■ **Raw records**
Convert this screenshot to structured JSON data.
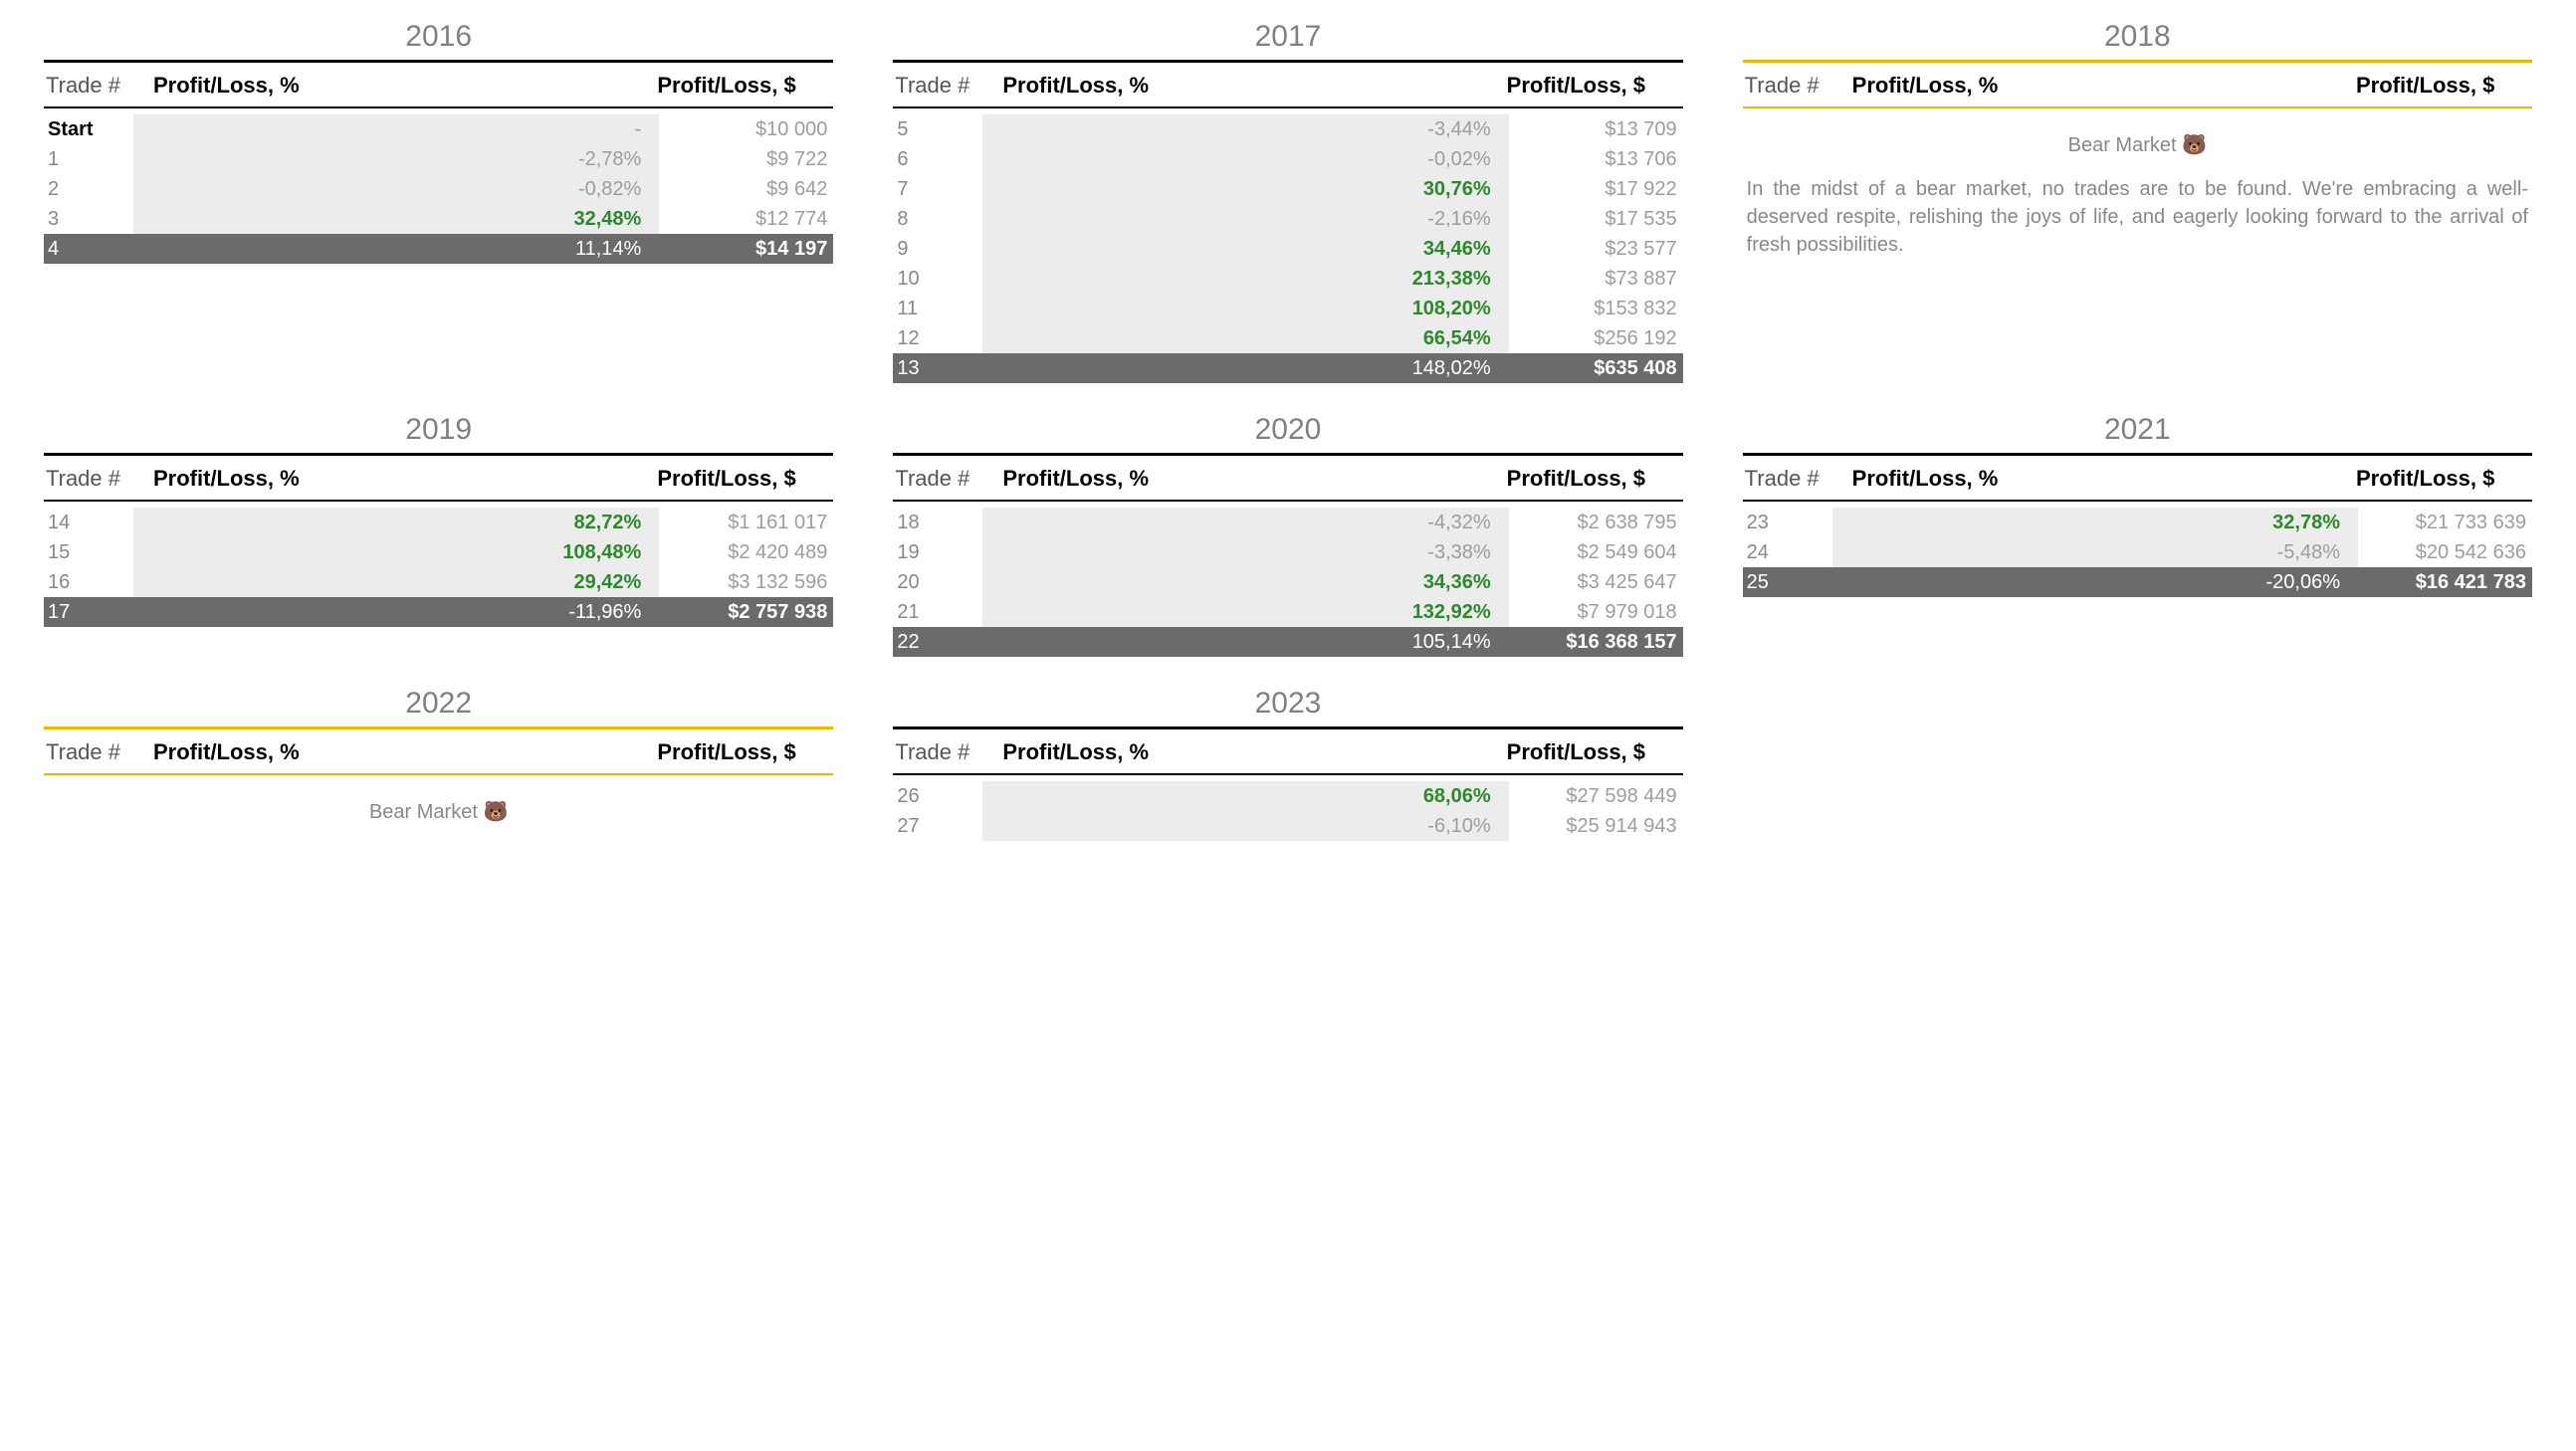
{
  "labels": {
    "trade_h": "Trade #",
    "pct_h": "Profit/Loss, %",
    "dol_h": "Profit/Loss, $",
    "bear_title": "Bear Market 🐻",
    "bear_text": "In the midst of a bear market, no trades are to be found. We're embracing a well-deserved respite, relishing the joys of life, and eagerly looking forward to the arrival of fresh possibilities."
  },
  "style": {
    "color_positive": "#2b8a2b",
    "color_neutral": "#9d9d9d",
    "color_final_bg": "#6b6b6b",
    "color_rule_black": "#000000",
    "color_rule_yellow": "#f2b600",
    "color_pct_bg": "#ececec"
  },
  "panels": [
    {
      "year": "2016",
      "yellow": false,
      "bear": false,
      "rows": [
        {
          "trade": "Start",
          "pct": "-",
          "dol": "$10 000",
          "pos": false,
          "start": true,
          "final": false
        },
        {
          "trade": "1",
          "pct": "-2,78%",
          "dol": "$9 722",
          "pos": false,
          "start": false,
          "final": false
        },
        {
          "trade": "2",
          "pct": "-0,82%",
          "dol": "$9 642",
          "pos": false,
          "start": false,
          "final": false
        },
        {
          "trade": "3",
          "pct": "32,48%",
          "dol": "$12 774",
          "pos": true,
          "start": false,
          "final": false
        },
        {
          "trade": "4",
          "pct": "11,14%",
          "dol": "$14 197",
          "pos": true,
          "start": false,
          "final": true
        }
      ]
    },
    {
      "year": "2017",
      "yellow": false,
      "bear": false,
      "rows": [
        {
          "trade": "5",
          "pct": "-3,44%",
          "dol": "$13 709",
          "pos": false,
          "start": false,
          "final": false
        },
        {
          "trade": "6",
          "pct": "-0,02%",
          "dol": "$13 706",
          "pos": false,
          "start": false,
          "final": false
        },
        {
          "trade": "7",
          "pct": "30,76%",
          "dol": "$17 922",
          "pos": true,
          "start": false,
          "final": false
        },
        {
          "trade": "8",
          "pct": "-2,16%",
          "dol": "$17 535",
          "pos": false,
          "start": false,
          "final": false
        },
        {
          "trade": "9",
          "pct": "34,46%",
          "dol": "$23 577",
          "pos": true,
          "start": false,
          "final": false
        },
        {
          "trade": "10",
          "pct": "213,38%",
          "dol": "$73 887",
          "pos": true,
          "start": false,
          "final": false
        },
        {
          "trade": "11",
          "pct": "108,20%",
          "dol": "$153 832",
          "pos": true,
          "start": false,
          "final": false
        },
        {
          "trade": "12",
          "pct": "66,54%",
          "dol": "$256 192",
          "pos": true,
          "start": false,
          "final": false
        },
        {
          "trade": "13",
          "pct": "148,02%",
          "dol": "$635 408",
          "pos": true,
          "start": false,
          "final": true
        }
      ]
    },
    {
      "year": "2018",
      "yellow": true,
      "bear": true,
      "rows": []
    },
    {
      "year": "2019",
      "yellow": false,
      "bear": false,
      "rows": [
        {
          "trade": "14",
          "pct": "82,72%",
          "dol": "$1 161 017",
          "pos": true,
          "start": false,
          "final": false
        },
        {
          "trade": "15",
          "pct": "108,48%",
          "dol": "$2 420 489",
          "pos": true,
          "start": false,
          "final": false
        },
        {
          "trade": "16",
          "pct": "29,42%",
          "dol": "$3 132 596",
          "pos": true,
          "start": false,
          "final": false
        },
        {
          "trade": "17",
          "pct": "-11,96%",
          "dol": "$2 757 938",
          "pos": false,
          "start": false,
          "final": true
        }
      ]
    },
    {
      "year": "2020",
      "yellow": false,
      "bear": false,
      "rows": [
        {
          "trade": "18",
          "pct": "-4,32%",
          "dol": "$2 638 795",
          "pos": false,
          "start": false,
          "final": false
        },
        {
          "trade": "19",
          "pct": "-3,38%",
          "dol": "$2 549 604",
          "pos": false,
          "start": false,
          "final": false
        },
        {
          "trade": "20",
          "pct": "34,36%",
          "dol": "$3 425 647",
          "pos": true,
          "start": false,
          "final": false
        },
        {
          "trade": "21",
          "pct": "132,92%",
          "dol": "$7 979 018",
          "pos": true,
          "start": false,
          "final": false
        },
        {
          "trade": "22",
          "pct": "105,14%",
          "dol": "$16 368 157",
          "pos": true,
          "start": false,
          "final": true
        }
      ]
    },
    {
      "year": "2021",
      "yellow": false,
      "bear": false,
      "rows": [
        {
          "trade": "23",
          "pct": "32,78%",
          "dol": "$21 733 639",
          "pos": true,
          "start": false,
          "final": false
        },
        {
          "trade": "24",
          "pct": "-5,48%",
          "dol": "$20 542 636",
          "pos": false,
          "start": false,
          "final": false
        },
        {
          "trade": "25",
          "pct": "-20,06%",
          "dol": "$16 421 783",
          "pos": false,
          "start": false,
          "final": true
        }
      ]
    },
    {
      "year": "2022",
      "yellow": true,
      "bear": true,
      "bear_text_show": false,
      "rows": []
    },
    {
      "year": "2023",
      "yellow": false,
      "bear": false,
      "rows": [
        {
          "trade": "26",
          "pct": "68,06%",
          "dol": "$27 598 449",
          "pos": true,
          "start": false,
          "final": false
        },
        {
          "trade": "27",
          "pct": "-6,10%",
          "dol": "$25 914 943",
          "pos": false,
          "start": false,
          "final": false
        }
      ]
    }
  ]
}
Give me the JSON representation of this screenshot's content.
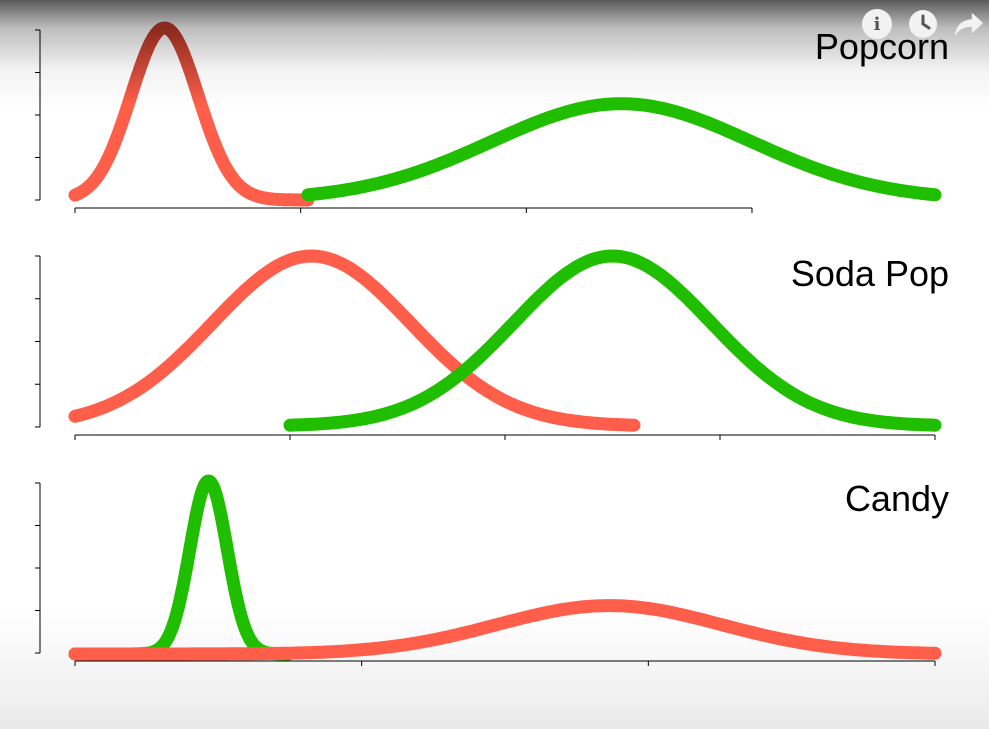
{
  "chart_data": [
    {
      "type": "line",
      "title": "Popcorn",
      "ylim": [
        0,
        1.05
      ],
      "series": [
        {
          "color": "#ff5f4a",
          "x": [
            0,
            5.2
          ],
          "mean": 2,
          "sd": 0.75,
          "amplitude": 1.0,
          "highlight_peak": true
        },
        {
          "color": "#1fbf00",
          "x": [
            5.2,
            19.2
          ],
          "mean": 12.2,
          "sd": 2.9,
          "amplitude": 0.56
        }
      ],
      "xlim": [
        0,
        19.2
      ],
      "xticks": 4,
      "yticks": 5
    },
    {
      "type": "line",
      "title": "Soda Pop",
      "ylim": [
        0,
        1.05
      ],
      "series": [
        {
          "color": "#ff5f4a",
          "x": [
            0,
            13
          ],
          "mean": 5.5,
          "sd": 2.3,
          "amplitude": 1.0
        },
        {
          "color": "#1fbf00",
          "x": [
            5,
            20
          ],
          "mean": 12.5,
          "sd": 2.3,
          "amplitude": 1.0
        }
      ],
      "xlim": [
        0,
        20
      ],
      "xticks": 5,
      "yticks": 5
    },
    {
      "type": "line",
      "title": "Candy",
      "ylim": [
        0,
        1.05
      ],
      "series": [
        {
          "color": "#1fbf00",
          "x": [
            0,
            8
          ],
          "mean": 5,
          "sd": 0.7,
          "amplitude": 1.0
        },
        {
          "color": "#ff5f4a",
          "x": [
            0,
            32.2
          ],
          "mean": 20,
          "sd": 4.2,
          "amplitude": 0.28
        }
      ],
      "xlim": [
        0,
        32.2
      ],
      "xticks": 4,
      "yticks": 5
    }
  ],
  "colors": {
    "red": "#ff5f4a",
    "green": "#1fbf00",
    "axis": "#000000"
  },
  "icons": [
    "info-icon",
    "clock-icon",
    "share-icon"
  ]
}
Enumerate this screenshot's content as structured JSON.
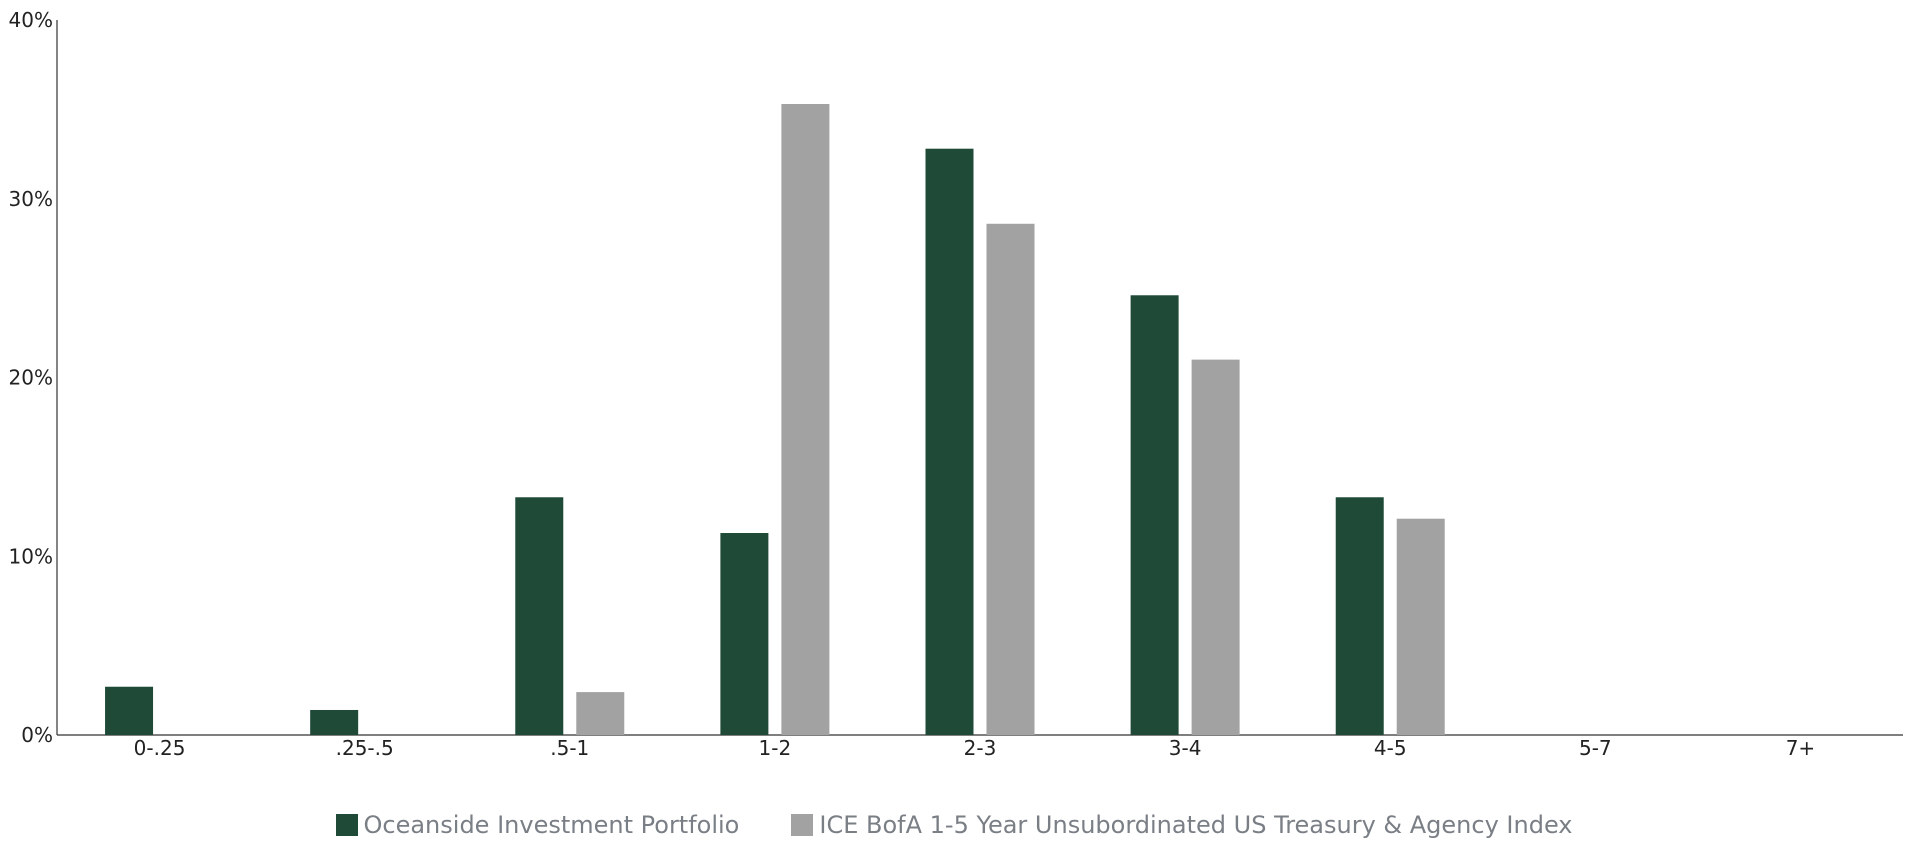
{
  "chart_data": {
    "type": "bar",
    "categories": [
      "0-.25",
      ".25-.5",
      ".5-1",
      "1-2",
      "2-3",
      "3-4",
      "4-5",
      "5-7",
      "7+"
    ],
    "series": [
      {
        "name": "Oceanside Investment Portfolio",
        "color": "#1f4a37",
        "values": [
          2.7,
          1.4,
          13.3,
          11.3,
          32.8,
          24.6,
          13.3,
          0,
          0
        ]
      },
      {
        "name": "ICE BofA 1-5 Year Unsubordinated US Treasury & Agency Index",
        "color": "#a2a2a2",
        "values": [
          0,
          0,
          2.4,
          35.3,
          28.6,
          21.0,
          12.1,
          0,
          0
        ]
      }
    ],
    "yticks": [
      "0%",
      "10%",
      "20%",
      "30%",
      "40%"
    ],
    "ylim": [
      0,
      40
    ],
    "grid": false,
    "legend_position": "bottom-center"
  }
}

■ **What you should do**
Going through the entries above, report how many lines include the string "content". The number alone is the answer.

■ **The output**
2